Exercise task → Extract from the listing each line in which the word "here" appears.

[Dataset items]
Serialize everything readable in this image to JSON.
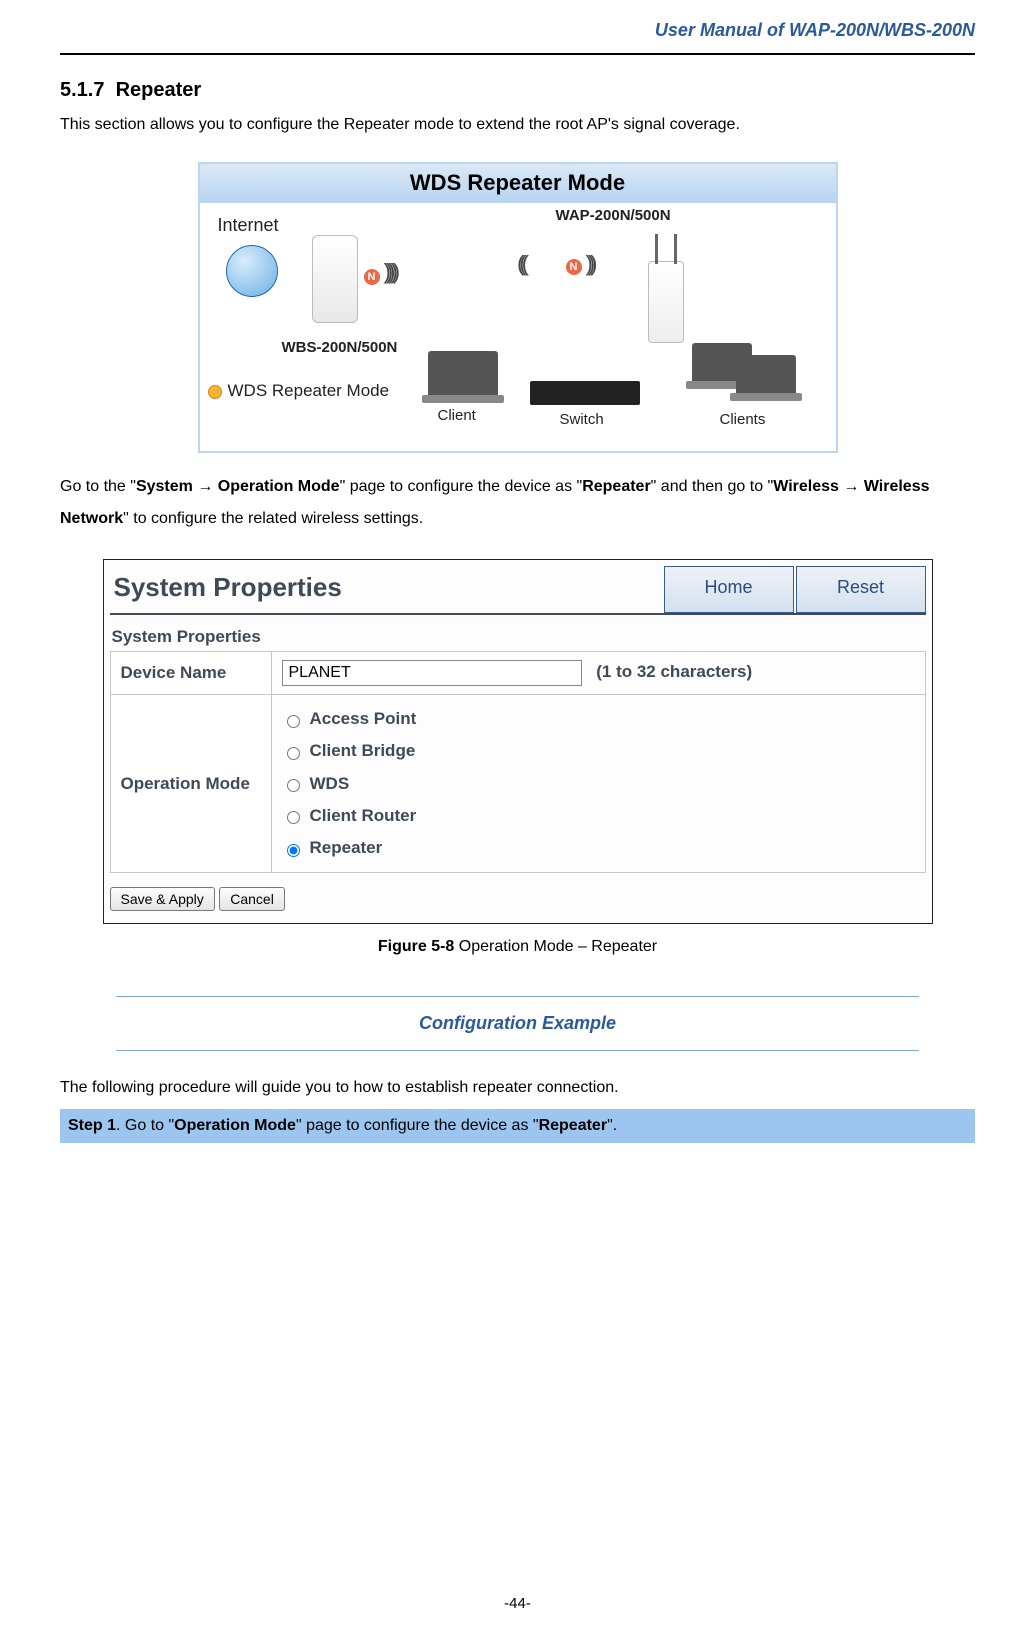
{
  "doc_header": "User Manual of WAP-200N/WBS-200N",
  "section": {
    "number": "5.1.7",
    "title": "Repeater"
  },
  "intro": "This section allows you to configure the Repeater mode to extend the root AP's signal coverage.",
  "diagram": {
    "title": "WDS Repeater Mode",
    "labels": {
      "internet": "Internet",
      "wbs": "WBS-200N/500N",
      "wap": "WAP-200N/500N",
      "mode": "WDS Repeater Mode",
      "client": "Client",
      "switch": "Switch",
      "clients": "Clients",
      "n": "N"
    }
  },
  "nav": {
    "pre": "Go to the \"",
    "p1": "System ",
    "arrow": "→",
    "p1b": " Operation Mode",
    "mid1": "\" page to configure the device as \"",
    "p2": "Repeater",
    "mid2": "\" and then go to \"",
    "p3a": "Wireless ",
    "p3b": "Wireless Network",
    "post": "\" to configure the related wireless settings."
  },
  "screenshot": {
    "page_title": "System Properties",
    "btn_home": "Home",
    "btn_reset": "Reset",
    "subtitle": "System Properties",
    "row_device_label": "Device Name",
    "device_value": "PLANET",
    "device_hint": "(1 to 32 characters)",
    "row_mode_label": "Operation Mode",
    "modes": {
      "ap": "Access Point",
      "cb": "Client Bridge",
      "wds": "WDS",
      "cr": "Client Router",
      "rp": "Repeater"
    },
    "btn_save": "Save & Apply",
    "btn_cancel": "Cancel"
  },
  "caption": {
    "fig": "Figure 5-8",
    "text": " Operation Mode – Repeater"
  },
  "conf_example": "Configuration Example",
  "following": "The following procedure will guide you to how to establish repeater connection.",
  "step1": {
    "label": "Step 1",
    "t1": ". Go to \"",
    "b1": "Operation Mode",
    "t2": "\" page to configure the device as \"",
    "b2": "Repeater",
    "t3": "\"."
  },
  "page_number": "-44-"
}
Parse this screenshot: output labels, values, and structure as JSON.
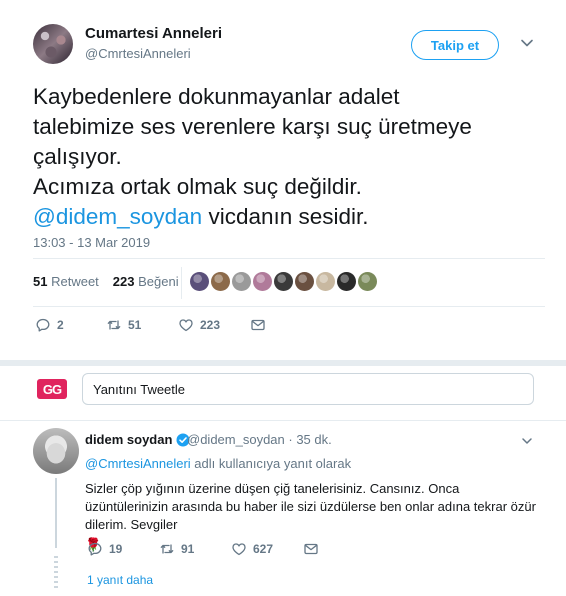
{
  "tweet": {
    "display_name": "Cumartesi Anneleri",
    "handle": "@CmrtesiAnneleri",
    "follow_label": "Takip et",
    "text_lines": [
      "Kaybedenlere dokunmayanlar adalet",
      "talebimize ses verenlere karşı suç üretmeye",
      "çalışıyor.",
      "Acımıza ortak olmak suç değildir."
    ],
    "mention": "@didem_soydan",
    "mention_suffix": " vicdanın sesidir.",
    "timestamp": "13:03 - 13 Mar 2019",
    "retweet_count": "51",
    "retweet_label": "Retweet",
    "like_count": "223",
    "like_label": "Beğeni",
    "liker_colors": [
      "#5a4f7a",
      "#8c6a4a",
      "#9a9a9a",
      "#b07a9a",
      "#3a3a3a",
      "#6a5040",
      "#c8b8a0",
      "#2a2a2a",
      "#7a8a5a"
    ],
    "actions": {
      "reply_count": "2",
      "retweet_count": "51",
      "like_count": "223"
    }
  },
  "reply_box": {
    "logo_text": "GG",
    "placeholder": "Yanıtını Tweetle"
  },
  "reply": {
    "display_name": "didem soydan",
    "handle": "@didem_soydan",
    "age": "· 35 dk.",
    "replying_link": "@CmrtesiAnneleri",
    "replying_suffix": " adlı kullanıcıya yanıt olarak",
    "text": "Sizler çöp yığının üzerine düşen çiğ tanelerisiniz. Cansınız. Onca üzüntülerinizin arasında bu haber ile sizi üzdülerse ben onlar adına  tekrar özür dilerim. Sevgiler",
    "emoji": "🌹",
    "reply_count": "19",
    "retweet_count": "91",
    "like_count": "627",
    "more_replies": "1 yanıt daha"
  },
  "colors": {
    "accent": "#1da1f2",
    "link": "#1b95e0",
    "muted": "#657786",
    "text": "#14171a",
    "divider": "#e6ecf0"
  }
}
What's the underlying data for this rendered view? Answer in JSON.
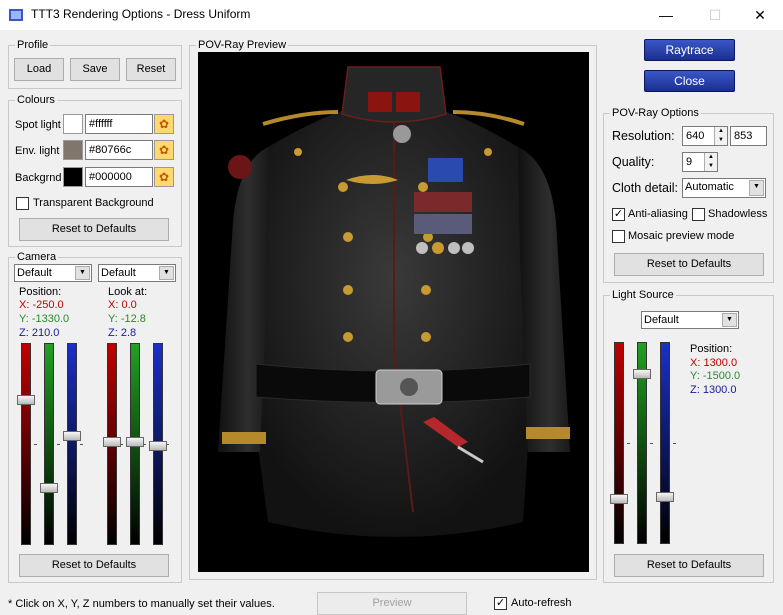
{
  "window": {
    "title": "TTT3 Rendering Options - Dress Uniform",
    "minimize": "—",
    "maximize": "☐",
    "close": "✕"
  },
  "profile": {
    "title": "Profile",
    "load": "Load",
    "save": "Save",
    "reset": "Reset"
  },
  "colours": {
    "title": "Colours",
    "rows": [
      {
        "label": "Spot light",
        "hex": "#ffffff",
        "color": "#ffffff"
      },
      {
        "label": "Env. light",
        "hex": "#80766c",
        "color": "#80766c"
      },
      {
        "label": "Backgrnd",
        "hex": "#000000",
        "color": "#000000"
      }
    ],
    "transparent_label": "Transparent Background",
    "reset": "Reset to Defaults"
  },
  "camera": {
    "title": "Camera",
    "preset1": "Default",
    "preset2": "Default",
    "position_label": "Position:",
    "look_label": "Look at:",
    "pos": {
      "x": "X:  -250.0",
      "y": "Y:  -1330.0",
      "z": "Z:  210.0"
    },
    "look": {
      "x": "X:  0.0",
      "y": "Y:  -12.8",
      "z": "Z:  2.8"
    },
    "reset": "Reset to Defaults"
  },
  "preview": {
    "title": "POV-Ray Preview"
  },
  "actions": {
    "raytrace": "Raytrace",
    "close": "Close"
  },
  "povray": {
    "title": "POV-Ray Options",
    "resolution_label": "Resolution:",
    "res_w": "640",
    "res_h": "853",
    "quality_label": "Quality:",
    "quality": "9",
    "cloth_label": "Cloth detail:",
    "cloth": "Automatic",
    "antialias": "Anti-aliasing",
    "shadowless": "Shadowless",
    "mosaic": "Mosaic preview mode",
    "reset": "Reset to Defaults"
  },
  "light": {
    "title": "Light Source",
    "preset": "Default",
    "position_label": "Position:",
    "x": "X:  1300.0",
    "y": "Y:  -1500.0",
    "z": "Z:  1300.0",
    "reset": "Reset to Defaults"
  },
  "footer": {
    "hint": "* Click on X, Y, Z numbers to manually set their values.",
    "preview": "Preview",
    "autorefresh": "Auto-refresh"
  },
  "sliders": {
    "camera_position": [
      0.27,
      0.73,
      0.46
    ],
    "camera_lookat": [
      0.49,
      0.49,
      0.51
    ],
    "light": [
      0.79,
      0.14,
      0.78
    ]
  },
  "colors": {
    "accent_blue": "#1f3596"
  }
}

--

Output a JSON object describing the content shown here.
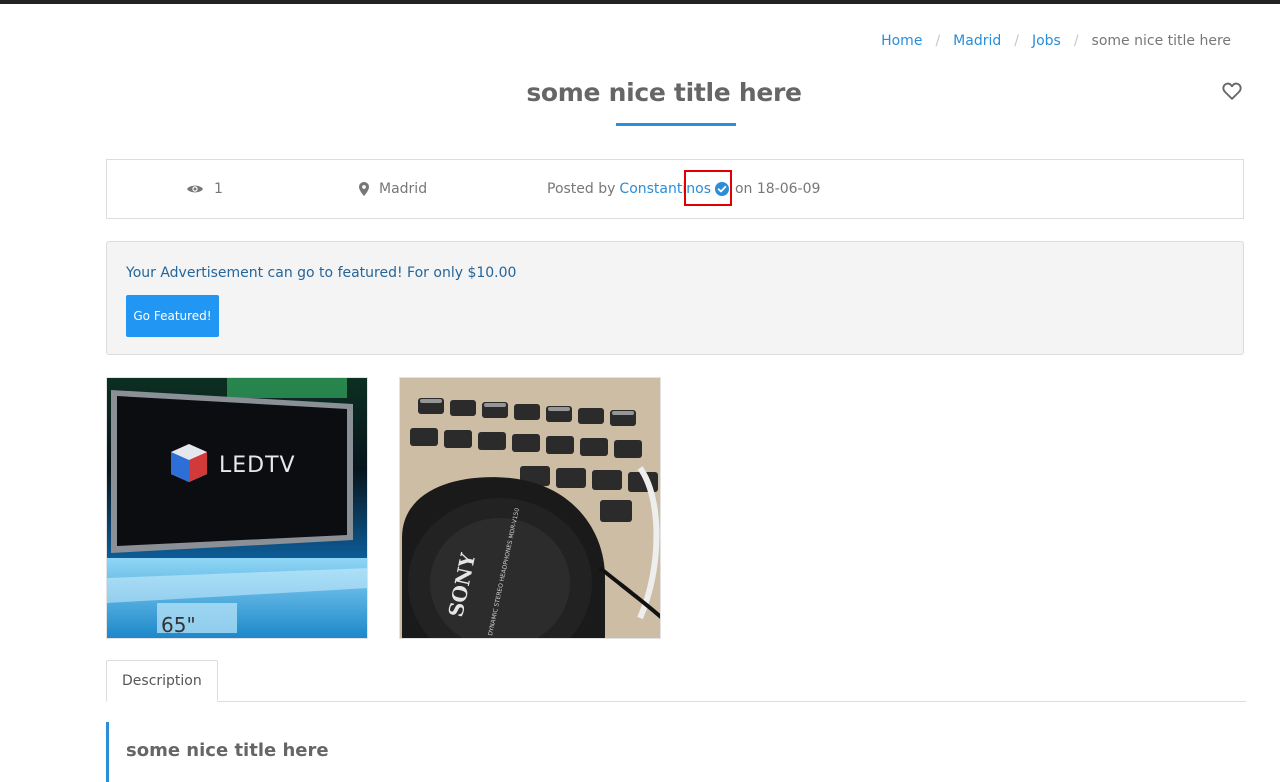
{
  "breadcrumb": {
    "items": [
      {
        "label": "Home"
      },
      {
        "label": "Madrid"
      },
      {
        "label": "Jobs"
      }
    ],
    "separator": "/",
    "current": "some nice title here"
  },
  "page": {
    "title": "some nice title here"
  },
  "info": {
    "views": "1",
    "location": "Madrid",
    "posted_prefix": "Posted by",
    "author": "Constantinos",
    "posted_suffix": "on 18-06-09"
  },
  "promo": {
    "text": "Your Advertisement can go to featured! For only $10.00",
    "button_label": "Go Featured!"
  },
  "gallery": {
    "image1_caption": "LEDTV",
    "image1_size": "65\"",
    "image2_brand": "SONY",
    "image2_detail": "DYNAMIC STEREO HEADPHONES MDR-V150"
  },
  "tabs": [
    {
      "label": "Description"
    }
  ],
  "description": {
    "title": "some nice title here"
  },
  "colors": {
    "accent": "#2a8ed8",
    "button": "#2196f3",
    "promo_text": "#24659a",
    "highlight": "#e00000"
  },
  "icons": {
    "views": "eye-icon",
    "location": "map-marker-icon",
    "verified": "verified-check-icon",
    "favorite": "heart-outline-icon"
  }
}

Expected output →
Output a JSON object describing the content shown here.
    "current": "some nice title here"
    "title": "some nice title here"
    "title": "some nice title here"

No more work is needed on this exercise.